• Do this:
Here are some entries; quote each one exactly.

• Data for the task:
------

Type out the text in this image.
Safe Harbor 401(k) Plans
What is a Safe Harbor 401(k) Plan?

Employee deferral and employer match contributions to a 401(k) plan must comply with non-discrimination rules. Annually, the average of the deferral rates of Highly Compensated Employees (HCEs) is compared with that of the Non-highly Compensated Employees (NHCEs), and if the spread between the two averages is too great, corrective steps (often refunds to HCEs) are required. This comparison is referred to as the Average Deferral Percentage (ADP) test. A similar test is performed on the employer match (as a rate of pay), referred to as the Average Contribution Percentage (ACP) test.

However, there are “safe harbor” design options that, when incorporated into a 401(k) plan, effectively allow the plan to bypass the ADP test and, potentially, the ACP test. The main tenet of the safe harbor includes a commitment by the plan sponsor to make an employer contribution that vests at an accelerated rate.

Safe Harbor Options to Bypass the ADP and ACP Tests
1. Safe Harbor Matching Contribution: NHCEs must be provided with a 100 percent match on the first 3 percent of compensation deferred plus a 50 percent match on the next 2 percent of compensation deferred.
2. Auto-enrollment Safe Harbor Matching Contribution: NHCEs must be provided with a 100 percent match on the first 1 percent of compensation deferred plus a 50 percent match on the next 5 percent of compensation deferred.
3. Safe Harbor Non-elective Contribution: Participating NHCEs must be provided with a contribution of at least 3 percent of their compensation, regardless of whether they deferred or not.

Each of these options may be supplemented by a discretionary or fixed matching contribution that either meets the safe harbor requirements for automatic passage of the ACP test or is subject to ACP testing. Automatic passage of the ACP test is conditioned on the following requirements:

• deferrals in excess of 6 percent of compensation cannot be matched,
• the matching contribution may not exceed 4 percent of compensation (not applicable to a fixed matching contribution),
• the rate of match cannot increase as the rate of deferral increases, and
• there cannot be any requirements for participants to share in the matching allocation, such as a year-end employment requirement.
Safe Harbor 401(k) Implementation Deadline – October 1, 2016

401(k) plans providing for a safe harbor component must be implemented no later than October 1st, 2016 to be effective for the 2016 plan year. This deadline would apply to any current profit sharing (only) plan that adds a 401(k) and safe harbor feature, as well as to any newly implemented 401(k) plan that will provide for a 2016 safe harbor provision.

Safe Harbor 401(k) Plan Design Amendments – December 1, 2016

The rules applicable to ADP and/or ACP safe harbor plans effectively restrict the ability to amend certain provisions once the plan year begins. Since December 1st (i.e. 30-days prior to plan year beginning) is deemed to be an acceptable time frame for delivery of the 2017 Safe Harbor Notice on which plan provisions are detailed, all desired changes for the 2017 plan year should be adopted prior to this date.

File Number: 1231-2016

------

• Solution:
Type out the text in this image.
Safe Harbor 401(k) Plans
What is a Safe Harbor 401(k) Plan?

Employee deferral and employer match contributions to a 401(k) plan must comply with non-discrimination rules. Annually, the average of the deferral rates of Highly Compensated Employees (HCEs) is compared with that of the Non-highly Compensated Employees (NHCEs), and if the spread between the two averages is too great, corrective steps (often refunds to HCEs) are required. This comparison is referred to as the Average Deferral Percentage (ADP) test. A similar test is performed on the employer match (as a rate of pay), referred to as the Average Contribution Percentage (ACP) test.

However, there are “safe harbor” design options that, when incorporated into a 401(k) plan, effectively allow the plan to bypass the ADP test and, potentially, the ACP test. The main tenet of the safe harbor includes a commitment by the plan sponsor to make an employer contribution that vests at an accelerated rate.

Safe Harbor Options to Bypass the ADP and ACP Tests
1. Safe Harbor Matching Contribution: NHCEs must be provided with a 100 percent match on the first 3 percent of compensation deferred plus a 50 percent match on the next 2 percent of compensation deferred.
2. Auto-enrollment Safe Harbor Matching Contribution: NHCEs must be provided with a 100 percent match on the first 1 percent of compensation deferred plus a 50 percent match on the next 5 percent of compensation deferred.
3. Safe Harbor Non-elective Contribution: Participating NHCEs must be provided with a contribution of at least 3 percent of their compensation, regardless of whether they deferred or not.

Each of these options may be supplemented by a discretionary or fixed matching contribution that either meets the safe harbor requirements for automatic passage of the ACP test or is subject to ACP testing. Automatic passage of the ACP test is conditioned on the following requirements:

• deferrals in excess of 6 percent of compensation cannot be matched,
• the matching contribution may not exceed 4 percent of compensation (not applicable to a fixed matching contribution),
• the rate of match cannot increase as the rate of deferral increases, and
• there cannot be any requirements for participants to share in the matching allocation, such as a year-end employment requirement.
Safe Harbor 401(k) Implementation Deadline – October 1, 2016

401(k) plans providing for a safe harbor component must be implemented no later than October 1st, 2016 to be effective for the 2016 plan year. This deadline would apply to any current profit sharing (only) plan that adds a 401(k) and safe harbor feature, as well as to any newly implemented 401(k) plan that will provide for a 2016 safe harbor provision.

Safe Harbor 401(k) Plan Design Amendments – December 1, 2016

The rules applicable to ADP and/or ACP safe harbor plans effectively restrict the ability to amend certain provisions once the plan year begins. Since December 1st (i.e. 30-days prior to plan year beginning) is deemed to be an acceptable time frame for delivery of the 2017 Safe Harbor Notice on which plan provisions are detailed, all desired changes for the 2017 plan year should be adopted prior to this date.

File Number: 1231-2016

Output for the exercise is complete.